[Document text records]
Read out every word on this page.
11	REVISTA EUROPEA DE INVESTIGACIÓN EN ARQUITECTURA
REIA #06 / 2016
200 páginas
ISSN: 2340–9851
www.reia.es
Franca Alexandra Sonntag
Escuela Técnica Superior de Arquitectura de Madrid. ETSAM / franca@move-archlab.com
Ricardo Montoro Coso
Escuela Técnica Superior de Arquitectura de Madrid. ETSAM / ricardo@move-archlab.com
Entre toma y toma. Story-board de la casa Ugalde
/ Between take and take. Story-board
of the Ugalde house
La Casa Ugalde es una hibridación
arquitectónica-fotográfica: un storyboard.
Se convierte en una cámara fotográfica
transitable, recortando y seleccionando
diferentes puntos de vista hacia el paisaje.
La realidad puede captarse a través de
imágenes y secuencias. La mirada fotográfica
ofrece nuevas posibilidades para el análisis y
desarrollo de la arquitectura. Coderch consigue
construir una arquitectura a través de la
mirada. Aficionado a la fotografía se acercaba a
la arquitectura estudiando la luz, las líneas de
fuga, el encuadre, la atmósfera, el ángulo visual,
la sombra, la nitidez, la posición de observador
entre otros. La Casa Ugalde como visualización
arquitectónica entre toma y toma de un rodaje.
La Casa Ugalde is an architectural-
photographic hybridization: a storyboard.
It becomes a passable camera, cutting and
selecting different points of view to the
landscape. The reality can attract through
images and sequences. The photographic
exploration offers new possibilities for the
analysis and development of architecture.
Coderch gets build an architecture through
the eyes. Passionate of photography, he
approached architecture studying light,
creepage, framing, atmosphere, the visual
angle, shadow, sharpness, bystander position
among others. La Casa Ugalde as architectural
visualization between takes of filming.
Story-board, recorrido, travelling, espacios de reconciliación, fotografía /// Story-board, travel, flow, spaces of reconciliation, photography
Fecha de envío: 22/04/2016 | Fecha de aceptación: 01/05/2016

— EXERCISE —
Return all lines of the data in which the string "Coderch" appears.

— ANSWER SECTION —
desarrollo de la arquitectura. Coderch consigue
Coderch gets build an architecture through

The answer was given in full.